### WHAT NEEDS TO BE DONE
Write the number of lines holding the word "Acute", and nothing else.

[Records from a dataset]
****************

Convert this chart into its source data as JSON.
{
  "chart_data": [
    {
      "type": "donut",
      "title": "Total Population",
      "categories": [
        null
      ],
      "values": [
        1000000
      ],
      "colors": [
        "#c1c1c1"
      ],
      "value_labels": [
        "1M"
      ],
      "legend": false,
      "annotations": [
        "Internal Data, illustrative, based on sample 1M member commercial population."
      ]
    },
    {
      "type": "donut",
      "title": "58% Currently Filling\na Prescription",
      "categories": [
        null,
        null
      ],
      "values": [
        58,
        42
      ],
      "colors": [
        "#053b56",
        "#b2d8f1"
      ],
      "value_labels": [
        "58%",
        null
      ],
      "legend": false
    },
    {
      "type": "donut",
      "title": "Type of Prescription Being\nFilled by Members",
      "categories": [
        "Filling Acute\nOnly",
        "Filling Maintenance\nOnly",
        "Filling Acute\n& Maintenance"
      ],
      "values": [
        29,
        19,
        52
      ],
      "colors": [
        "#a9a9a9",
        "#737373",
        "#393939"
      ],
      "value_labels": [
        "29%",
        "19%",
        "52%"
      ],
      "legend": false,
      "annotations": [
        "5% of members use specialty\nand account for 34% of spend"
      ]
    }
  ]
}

****************

### THE REPLY
2